[START Supplied material]

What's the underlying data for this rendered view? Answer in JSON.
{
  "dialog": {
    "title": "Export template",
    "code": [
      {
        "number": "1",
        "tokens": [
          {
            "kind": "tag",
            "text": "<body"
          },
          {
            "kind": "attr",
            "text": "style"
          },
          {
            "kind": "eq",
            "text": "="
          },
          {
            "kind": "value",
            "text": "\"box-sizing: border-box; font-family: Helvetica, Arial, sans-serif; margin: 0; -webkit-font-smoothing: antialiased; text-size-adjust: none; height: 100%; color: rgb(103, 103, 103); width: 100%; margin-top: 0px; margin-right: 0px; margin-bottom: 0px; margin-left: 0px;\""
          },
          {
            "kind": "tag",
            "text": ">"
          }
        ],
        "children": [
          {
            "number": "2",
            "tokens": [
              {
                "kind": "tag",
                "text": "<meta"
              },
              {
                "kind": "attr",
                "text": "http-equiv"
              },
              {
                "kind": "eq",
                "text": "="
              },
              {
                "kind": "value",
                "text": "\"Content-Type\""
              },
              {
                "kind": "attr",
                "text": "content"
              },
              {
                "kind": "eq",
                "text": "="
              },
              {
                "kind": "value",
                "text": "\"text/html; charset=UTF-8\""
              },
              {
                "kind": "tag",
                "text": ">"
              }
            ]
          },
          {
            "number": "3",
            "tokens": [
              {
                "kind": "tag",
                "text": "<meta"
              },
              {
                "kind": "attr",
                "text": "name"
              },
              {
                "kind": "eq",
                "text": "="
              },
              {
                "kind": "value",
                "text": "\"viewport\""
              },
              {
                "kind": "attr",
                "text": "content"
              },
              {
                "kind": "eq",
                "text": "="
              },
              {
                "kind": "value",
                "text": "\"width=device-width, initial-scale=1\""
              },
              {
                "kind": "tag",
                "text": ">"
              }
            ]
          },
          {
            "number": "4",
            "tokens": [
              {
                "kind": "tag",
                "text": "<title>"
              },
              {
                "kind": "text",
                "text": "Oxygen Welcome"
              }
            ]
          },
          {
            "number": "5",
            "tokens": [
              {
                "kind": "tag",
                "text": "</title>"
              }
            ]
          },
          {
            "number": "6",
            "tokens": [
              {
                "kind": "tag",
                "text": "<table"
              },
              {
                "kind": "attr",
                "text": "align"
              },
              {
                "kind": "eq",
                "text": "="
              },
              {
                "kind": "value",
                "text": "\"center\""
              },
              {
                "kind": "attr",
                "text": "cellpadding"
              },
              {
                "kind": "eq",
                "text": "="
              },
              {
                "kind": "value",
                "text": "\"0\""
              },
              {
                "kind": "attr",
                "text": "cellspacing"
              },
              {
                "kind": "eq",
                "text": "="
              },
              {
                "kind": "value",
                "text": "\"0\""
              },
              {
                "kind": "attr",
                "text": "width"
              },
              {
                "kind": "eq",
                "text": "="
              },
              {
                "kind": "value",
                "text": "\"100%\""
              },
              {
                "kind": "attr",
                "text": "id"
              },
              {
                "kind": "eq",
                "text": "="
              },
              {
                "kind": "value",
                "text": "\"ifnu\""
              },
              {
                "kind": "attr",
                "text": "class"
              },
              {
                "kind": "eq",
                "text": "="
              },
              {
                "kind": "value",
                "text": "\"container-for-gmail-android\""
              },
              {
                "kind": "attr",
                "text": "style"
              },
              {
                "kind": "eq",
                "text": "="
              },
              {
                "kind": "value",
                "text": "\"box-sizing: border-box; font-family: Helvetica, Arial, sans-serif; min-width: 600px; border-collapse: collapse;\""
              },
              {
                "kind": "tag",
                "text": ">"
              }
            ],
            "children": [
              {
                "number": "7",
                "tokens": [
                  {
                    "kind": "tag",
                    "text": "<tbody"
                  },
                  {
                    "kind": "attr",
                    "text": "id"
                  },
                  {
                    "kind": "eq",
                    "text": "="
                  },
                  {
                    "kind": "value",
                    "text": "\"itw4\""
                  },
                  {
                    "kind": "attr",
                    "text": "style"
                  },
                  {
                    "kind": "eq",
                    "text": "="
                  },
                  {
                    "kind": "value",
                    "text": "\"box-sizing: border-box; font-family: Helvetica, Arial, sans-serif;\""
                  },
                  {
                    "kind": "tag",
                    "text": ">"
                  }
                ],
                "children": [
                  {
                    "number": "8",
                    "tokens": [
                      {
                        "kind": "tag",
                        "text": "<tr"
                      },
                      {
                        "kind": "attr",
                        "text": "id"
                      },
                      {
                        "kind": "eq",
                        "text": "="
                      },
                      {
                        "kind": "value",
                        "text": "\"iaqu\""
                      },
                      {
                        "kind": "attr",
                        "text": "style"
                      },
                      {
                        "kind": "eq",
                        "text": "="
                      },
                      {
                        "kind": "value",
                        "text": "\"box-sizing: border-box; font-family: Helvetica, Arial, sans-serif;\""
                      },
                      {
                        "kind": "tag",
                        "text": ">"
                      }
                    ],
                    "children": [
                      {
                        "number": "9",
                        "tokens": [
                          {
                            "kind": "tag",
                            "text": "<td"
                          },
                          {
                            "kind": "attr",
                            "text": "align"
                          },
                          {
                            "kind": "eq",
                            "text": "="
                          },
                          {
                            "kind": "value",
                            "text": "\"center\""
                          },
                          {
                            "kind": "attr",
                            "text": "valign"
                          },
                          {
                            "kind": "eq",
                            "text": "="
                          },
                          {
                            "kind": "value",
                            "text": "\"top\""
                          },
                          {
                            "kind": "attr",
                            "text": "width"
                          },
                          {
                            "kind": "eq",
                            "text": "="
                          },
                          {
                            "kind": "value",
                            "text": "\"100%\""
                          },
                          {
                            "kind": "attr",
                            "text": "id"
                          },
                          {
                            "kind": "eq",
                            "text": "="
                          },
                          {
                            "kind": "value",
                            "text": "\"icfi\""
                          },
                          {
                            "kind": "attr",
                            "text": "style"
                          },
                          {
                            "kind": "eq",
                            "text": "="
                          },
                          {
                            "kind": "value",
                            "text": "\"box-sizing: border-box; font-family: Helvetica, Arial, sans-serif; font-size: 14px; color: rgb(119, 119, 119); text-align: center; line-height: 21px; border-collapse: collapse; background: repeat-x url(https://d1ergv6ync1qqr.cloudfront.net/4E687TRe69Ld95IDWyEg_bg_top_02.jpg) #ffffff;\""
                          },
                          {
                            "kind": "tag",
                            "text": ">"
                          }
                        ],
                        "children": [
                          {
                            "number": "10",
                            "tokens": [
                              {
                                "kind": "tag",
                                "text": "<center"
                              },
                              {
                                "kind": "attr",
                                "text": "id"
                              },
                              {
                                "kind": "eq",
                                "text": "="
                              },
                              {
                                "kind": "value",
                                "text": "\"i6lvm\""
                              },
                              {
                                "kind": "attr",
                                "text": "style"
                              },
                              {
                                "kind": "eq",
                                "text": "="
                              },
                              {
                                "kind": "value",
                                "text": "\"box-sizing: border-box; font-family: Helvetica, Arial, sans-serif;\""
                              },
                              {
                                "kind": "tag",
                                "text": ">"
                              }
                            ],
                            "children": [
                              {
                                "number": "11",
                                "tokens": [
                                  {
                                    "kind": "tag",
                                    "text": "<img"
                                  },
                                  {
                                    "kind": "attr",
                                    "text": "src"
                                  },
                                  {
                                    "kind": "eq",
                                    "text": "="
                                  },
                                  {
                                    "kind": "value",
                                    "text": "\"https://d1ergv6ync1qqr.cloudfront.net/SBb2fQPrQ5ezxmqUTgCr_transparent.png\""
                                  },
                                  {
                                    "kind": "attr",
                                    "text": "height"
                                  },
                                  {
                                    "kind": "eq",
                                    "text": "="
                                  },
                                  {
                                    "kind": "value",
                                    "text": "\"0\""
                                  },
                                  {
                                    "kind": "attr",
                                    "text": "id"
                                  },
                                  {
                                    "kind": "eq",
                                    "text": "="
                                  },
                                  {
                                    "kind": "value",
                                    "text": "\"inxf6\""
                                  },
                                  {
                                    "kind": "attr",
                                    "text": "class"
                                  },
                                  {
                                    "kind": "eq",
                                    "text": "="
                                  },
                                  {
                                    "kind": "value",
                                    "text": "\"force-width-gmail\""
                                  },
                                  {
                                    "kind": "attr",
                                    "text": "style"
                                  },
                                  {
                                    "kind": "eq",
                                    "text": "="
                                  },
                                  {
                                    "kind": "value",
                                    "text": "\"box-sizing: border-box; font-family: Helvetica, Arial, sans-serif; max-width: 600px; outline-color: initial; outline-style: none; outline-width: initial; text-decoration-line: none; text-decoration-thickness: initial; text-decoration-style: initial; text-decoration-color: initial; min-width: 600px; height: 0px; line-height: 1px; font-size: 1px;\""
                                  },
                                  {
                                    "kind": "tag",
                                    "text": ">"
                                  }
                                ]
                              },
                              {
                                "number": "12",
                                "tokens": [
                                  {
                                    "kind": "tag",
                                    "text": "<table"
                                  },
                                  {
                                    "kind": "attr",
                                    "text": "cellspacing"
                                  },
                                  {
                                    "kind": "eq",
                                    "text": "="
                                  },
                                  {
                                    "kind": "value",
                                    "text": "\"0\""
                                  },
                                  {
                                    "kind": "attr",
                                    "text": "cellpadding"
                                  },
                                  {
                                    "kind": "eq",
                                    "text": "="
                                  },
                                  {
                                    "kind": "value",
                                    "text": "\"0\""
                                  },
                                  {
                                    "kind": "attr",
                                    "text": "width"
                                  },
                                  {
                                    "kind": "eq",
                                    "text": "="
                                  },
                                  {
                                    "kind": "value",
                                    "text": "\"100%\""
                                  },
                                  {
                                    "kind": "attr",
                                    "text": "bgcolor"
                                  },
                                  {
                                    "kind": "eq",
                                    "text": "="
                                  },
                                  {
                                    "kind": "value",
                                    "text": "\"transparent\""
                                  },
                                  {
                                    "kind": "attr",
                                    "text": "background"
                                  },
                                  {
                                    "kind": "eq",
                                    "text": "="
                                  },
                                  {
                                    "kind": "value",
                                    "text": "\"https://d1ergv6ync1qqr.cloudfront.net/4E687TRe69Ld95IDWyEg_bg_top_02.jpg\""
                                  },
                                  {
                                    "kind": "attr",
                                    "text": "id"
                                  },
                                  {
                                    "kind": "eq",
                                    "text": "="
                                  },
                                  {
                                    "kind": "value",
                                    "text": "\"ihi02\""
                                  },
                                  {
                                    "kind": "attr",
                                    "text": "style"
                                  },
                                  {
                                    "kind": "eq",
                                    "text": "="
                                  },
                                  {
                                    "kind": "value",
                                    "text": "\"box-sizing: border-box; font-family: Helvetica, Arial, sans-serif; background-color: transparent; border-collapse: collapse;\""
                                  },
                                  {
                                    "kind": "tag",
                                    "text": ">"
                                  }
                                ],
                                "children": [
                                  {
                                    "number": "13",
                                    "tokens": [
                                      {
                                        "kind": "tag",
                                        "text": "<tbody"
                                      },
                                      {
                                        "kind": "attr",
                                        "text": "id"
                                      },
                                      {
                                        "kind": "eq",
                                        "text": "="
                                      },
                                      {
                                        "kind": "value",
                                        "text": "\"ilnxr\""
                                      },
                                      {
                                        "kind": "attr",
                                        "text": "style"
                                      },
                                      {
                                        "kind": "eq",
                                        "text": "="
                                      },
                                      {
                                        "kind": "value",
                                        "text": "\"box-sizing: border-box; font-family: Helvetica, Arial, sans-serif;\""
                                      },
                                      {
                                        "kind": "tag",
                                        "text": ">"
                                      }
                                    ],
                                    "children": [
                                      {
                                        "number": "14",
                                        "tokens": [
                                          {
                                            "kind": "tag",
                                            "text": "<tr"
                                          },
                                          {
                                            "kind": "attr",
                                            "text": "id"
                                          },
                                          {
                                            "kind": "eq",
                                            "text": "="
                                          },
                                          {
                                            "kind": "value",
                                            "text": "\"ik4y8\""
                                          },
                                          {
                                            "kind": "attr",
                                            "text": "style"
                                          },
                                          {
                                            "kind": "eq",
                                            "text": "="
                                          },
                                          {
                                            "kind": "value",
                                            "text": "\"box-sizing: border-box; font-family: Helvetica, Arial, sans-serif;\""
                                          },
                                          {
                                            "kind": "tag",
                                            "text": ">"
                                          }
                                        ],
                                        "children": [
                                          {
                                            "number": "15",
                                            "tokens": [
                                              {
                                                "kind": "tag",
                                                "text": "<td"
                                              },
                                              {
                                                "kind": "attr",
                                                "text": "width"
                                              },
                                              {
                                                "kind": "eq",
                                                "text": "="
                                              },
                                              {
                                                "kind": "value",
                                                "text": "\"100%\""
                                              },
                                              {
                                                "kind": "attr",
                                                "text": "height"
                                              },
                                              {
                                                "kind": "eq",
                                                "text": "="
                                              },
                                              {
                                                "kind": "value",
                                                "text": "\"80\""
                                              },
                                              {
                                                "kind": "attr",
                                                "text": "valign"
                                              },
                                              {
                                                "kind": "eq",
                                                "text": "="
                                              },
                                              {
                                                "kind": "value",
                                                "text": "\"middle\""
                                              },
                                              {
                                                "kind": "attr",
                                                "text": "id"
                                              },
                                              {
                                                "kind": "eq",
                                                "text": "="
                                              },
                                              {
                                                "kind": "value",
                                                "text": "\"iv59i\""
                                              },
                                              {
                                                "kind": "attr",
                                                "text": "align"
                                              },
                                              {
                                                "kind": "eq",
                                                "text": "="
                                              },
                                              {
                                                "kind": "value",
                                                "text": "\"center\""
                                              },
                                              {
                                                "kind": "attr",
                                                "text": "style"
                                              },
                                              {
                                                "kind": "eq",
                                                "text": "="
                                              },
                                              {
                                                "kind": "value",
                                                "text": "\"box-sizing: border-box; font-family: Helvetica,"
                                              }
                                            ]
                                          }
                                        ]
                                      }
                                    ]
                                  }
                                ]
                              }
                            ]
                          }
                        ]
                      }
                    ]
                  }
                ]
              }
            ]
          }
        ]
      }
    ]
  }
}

[END Supplied material]

Task brief: From the listing above, return each line with the word "size".

Finished task:
            "text": "\"box-sizing: border-box; font-family: Helvetica, Arial, sans-serif; margin: 0; -webkit-font-smoothing: antialiased; text-size-adjust: none; height: 100%; color: rgb(103, 103, 103); width: 100%; margin-top: 0px; margin-right: 0px; margin-bottom: 0px; margin-left: 0px;\""
                            "text": "\"box-sizing: border-box; font-family: Helvetica, Arial, sans-serif; font-size: 14px; color: rgb(119, 119, 119); text-align: center; line-height: 21px; border-collapse: collapse; background: repeat-x url(https://d1ergv6ync1qqr.cloudfront.net/4E687TRe69Ld95IDWyEg_bg_top_02.jpg) #ffffff;\""
                                    "text": "\"box-sizing: border-box; font-family: Helvetica, Arial, sans-serif; max-width: 600px; outline-color: initial; outline-style: none; outline-width: initial; text-decoration-line: none; text-decoration-thickness: initial; text-decoration-style: initial; text-decoration-color: initial; min-width: 600px; height: 0px; line-height: 1px; font-size: 1px;\""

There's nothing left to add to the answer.